▶ [What the task requires]:
Without the pictures, set down every line of the data exactly.

[Data entries]
────────────────────────────────────────

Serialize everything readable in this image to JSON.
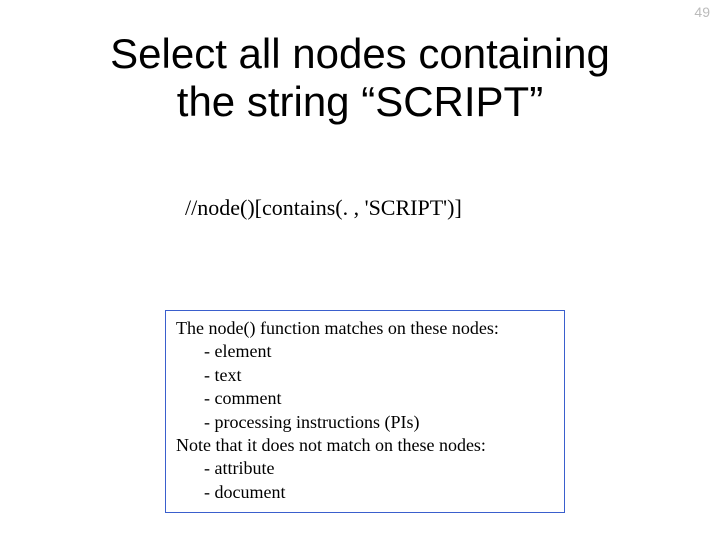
{
  "page_number": "49",
  "title_line1": "Select all nodes containing",
  "title_line2": "the string “SCRIPT”",
  "xpath_expression": "//node()[contains(. , 'SCRIPT')]",
  "info": {
    "matches_heading": "The node() function matches on these nodes:",
    "matches_items": [
      "- element",
      "- text",
      "- comment",
      "- processing instructions (PIs)"
    ],
    "nomatch_heading": "Note that it does not match on these nodes:",
    "nomatch_items": [
      "- attribute",
      "- document"
    ]
  }
}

────────────────────────────────────────

▶ [Result for this task]:
Serialize everything readable in this image to JSON.
{
  "page_number": "49",
  "title_line1": "Select all nodes containing",
  "title_line2": "the string “SCRIPT”",
  "xpath_expression": "//node()[contains(. , 'SCRIPT')]",
  "info": {
    "matches_heading": "The node() function matches on these nodes:",
    "matches_items": [
      "- element",
      "- text",
      "- comment",
      "- processing instructions (PIs)"
    ],
    "nomatch_heading": "Note that it does not match on these nodes:",
    "nomatch_items": [
      "- attribute",
      "- document"
    ]
  }
}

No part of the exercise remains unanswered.